══ ROWS

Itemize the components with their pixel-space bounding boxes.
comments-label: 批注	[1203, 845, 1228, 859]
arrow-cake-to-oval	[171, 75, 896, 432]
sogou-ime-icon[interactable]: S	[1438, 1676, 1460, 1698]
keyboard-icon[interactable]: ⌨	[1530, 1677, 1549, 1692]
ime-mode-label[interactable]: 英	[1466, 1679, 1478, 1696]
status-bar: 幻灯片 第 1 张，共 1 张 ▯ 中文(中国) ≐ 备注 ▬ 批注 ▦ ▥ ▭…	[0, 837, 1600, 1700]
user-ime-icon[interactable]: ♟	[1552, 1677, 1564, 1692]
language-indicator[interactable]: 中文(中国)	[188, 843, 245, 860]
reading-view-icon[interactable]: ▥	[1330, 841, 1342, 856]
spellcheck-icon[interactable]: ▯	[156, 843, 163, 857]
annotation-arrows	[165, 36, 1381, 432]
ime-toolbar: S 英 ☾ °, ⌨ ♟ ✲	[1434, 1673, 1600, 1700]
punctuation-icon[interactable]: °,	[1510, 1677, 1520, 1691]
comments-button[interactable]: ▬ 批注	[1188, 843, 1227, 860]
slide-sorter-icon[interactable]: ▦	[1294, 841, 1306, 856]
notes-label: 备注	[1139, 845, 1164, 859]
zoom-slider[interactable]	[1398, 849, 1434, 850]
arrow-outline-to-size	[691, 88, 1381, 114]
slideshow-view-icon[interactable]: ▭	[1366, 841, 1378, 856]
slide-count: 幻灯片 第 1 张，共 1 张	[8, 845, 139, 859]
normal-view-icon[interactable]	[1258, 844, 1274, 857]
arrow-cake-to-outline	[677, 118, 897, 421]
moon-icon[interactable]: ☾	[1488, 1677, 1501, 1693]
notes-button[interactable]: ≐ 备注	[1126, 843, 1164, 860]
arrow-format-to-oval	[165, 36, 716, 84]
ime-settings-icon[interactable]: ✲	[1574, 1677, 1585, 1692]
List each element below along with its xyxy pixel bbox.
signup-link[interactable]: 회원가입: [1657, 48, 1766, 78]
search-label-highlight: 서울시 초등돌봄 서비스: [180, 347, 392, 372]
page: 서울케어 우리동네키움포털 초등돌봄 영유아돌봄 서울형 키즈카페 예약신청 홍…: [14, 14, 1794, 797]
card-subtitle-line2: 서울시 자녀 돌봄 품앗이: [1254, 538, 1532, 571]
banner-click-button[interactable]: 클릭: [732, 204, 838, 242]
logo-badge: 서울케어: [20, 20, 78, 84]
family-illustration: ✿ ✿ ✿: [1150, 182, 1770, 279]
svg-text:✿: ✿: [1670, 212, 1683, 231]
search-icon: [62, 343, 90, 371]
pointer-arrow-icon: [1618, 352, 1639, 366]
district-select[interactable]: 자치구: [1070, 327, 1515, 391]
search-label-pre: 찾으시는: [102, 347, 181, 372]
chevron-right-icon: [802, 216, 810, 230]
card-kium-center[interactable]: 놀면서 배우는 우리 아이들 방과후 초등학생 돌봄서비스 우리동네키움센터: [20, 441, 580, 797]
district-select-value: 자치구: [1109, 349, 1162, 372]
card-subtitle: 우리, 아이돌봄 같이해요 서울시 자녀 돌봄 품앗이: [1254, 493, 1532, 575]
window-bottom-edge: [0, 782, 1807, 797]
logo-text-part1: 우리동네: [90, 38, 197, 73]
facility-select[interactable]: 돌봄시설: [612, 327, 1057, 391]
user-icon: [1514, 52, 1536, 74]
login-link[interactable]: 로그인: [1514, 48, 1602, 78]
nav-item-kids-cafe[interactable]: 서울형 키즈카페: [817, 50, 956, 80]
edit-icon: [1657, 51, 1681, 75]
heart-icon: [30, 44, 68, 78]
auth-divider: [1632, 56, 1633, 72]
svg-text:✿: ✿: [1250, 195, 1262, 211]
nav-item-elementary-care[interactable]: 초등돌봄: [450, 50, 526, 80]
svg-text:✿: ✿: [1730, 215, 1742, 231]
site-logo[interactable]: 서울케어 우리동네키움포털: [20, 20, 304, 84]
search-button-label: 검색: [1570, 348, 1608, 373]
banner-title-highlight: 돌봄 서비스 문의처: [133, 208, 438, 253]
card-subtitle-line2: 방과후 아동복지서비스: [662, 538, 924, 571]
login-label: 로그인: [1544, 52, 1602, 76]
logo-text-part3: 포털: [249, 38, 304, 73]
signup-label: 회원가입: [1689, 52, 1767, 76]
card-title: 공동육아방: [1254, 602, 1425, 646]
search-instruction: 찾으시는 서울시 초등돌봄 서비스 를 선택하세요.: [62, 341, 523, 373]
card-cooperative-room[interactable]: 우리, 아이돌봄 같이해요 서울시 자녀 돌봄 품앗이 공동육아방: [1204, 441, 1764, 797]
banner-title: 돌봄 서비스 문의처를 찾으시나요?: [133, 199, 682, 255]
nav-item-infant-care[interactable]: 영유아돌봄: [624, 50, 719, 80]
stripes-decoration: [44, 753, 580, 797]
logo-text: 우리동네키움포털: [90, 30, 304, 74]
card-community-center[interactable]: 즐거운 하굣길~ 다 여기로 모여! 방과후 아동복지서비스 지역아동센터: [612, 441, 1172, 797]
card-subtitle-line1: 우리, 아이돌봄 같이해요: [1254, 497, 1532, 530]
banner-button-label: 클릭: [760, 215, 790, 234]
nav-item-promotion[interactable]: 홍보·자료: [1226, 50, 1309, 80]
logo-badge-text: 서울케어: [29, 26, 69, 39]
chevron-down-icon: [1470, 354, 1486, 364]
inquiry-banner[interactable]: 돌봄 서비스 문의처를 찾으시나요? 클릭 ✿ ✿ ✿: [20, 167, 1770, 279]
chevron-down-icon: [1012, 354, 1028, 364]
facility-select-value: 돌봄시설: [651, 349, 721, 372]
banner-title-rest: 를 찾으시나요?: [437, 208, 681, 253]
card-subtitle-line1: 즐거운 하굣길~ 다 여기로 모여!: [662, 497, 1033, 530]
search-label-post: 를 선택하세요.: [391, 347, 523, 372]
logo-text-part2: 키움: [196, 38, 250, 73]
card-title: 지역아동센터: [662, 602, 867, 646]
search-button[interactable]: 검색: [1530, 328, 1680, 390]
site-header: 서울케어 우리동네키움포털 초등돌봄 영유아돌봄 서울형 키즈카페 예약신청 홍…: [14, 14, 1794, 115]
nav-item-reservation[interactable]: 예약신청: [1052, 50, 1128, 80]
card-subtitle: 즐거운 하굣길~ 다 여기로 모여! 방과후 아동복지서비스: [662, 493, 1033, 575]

════

AIM OF THE EXERCISE
Copy the lines from the start of the items through the line containing "1677, 1564, 1692]", including that line.

TASK OUTPUT
Itemize the components with their pixel-space bounding boxes.
comments-label: 批注	[1203, 845, 1228, 859]
arrow-cake-to-oval	[171, 75, 896, 432]
sogou-ime-icon[interactable]: S	[1438, 1676, 1460, 1698]
keyboard-icon[interactable]: ⌨	[1530, 1677, 1549, 1692]
ime-mode-label[interactable]: 英	[1466, 1679, 1478, 1696]
status-bar: 幻灯片 第 1 张，共 1 张 ▯ 中文(中国) ≐ 备注 ▬ 批注 ▦ ▥ ▭…	[0, 837, 1600, 1700]
user-ime-icon[interactable]: ♟	[1552, 1677, 1564, 1692]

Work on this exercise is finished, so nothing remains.